- **Information**:
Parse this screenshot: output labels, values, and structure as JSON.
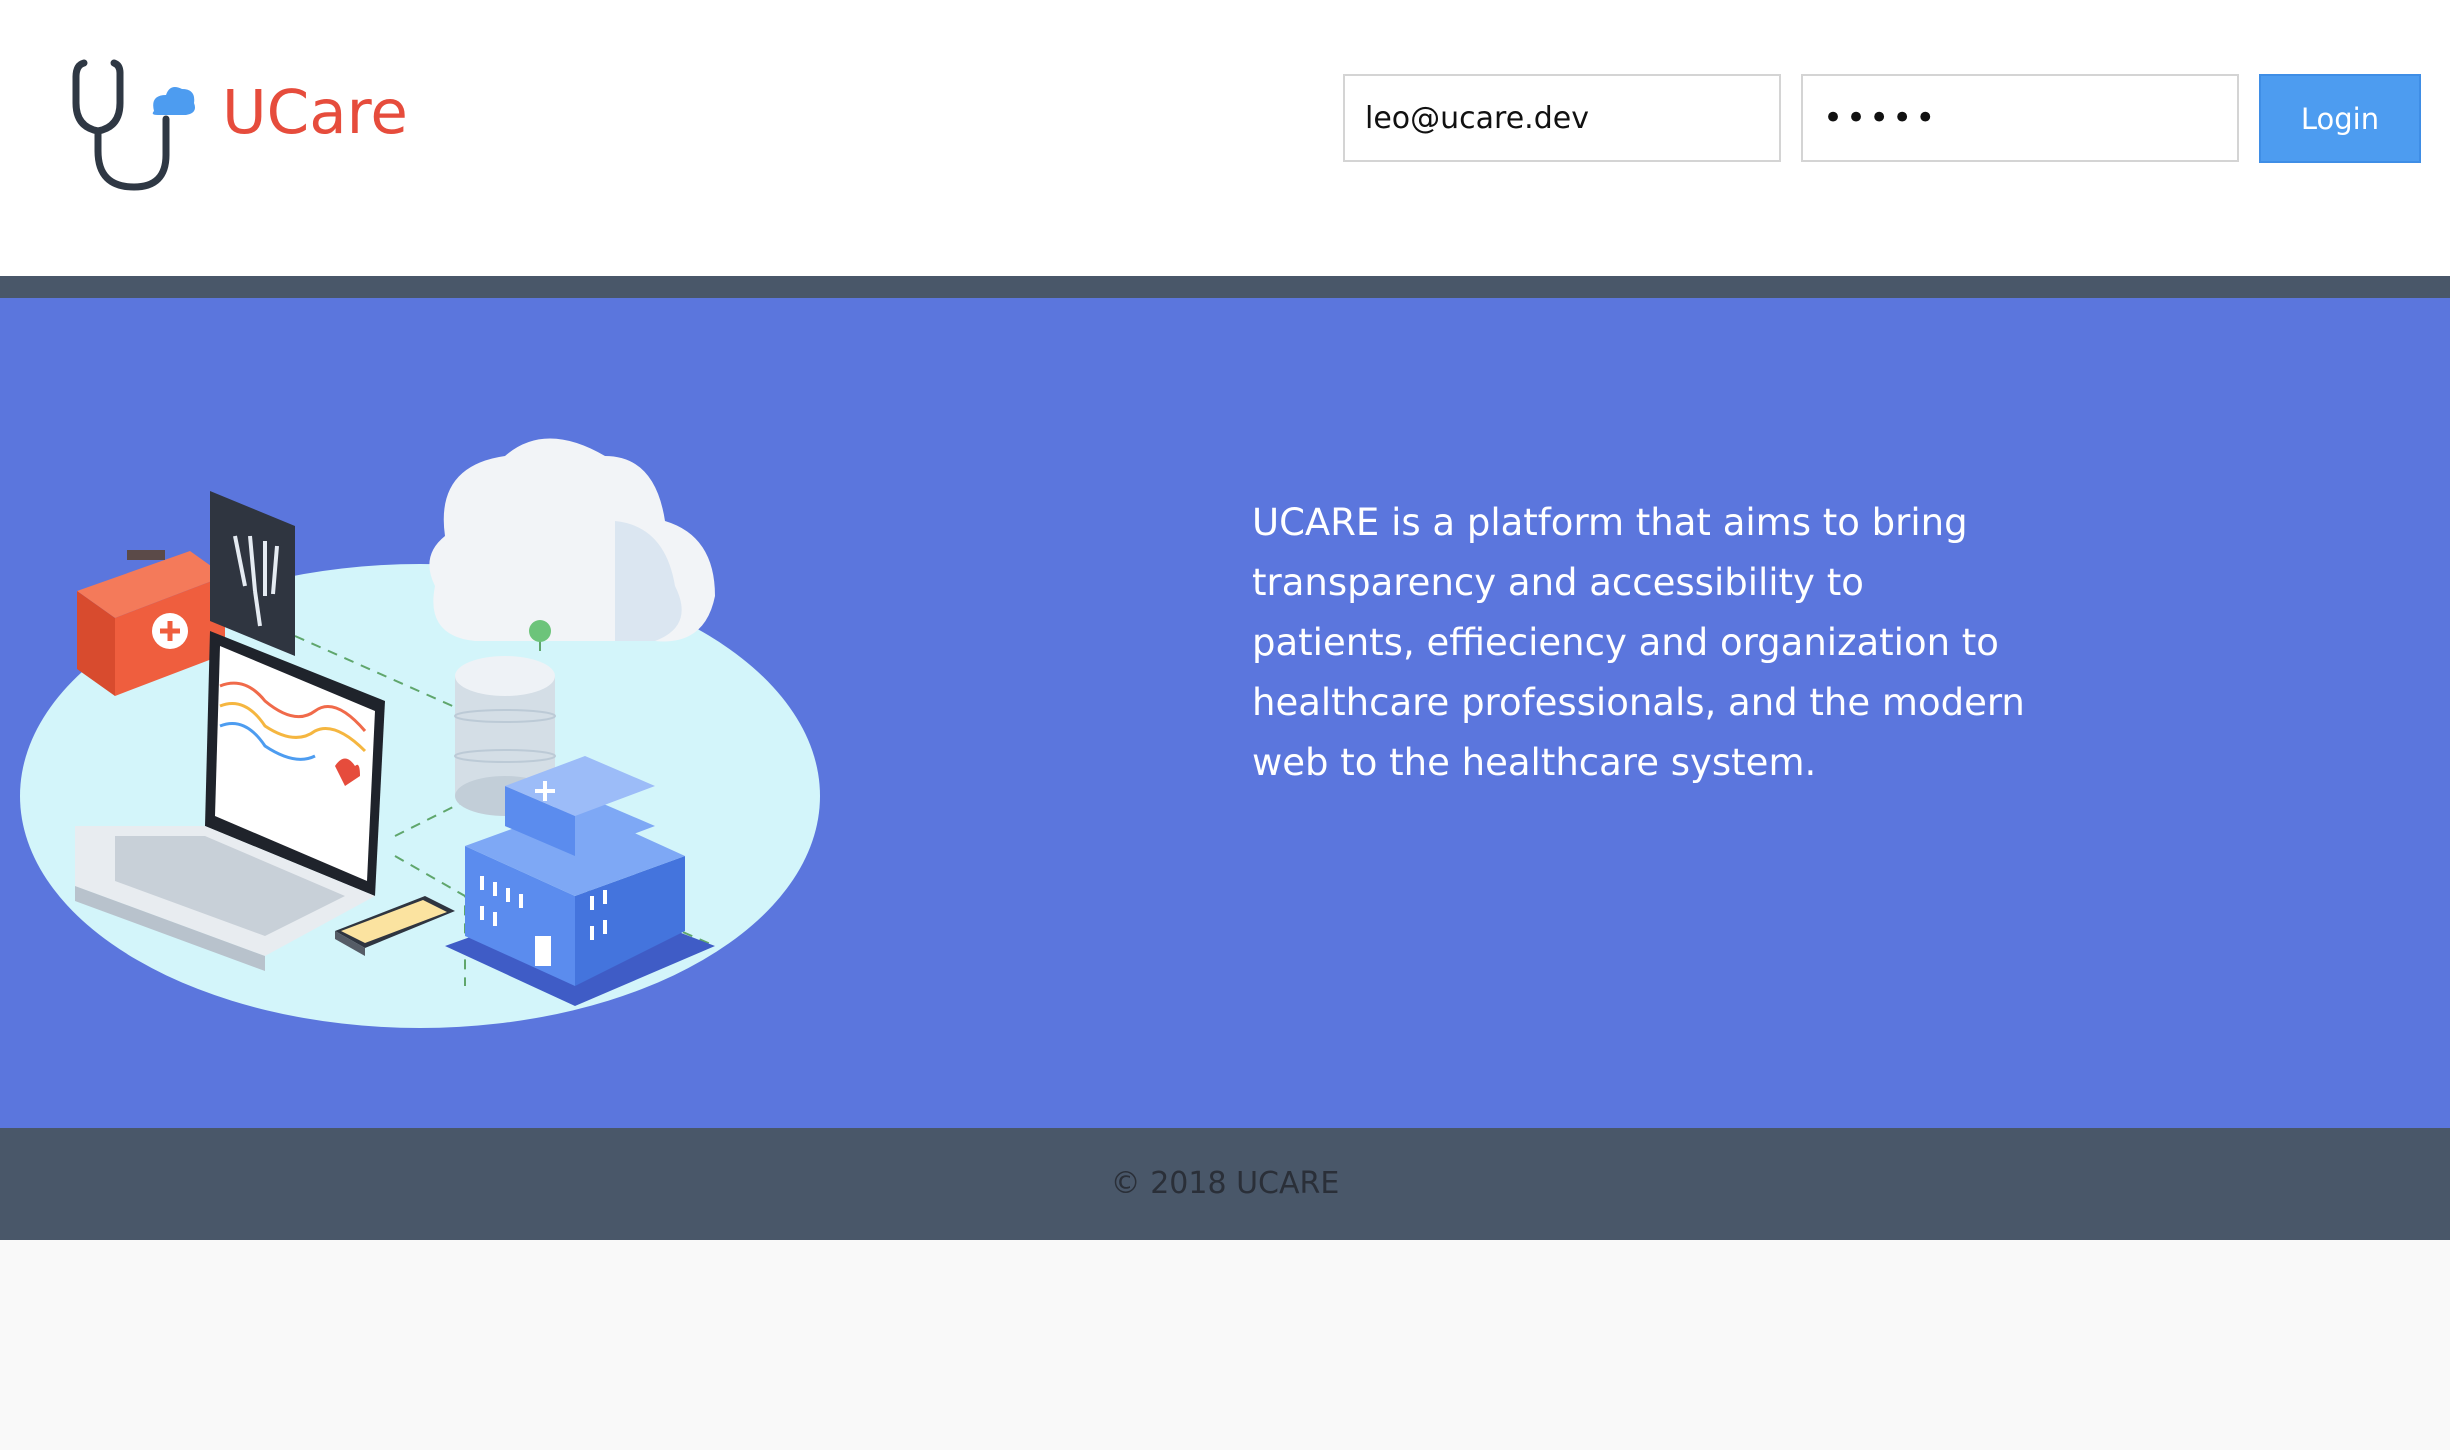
{
  "app": {
    "brand_name": "UCare",
    "logo_icon": "stethoscope-cloud-icon"
  },
  "login": {
    "email_value": "leo@ucare.dev",
    "password_value": "•••••",
    "login_label": "Login"
  },
  "hero": {
    "description": "UCARE is a platform that aims to bring transparency and accessibility to patients, effieciency and organization to healthcare professionals, and the modern web to the healthcare system.",
    "illustration_icon": "healthcare-network-illustration"
  },
  "footer": {
    "copyright": "© 2018 UCARE"
  },
  "colors": {
    "brand": "#e64c3c",
    "hero_background": "#5b76dd",
    "footer_background": "#495769",
    "button_background": "#4d9cf0"
  }
}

- **The task**:
The answer should be an exact restatement of every entry, with the pictures omitted.

- **Result of the task**:
Parse this screenshot: output labels, values, and structure as JSON.
{
  "app": {
    "brand_name": "UCare",
    "logo_icon": "stethoscope-cloud-icon"
  },
  "login": {
    "email_value": "leo@ucare.dev",
    "password_value": "•••••",
    "login_label": "Login"
  },
  "hero": {
    "description": "UCARE is a platform that aims to bring transparency and accessibility to patients, effieciency and organization to healthcare professionals, and the modern web to the healthcare system.",
    "illustration_icon": "healthcare-network-illustration"
  },
  "footer": {
    "copyright": "© 2018 UCARE"
  },
  "colors": {
    "brand": "#e64c3c",
    "hero_background": "#5b76dd",
    "footer_background": "#495769",
    "button_background": "#4d9cf0"
  }
}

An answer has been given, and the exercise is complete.